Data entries
▼▼▼

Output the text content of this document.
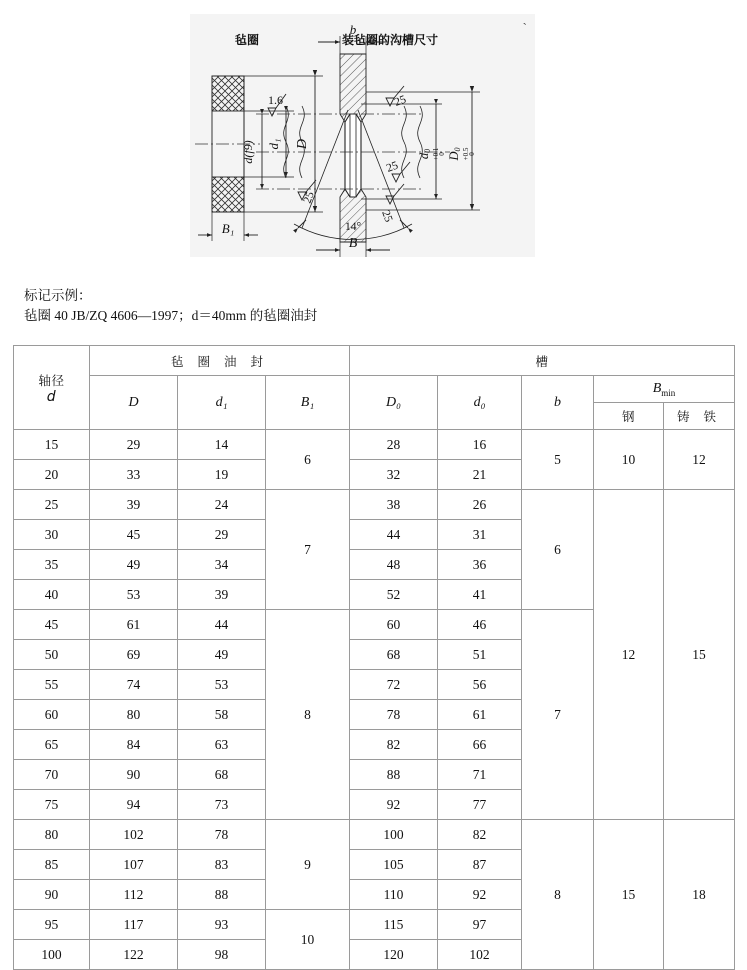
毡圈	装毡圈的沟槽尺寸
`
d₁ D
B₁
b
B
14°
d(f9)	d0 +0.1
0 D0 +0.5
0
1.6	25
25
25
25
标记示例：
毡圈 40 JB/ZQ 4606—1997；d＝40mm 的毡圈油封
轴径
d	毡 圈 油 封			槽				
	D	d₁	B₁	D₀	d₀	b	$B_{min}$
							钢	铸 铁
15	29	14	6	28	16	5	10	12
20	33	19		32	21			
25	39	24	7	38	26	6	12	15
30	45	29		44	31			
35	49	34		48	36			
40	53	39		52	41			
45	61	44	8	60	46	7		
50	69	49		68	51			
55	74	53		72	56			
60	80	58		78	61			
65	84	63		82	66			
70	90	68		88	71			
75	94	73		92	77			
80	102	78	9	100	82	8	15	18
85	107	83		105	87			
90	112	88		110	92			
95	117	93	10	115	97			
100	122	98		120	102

▲▲▲
▼▼▼

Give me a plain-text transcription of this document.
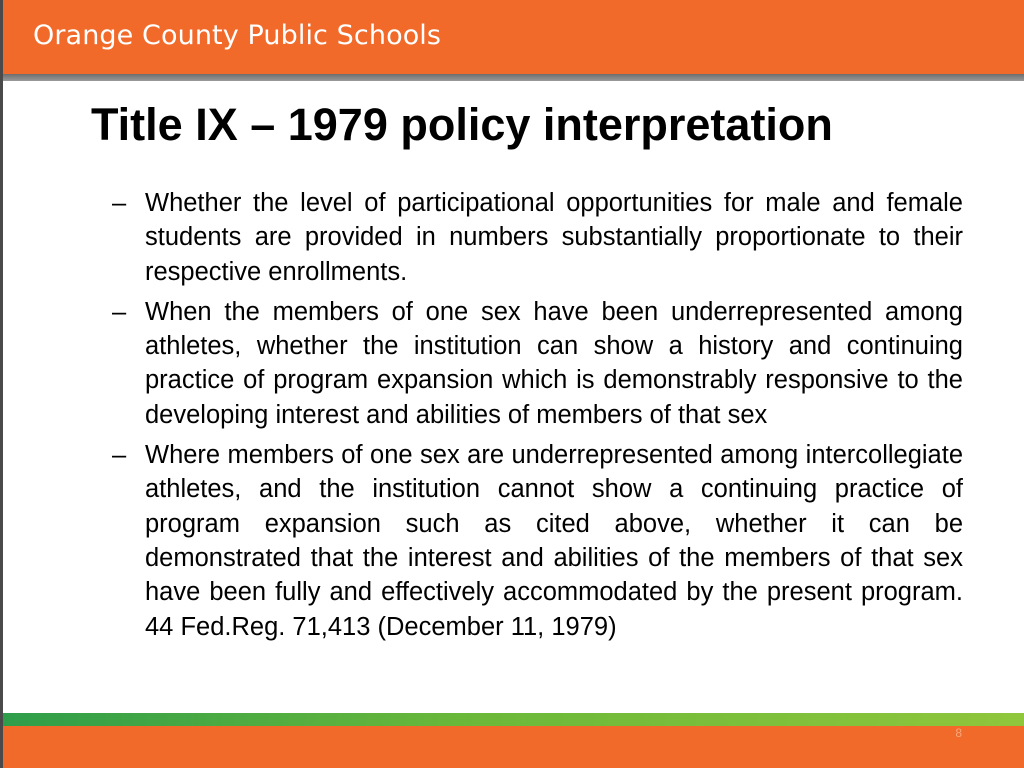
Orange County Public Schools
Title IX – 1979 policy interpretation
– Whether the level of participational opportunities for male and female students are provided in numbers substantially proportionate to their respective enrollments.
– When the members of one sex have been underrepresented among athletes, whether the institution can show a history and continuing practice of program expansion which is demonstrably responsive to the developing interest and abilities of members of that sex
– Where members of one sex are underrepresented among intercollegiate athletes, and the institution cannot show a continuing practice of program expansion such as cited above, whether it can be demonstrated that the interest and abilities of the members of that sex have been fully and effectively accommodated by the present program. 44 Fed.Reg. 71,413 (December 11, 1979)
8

▲▲▲

Requirement
Pull out every line in the data above that has the word "underrepresented".

Expected answer
– When the members of one sex have been underrepresented among athletes, whether the institution can show a history and continuing practice of program expansion which is demonstrably responsive to the developing interest and abilities of members of that sex
– Where members of one sex are underrepresented among intercollegiate athletes, and the institution cannot show a continuing practice of program expansion such as cited above, whether it can be demonstrated that the interest and abilities of the members of that sex have been fully and effectively accommodated by the present program. 44 Fed.Reg. 71,413 (December 11, 1979)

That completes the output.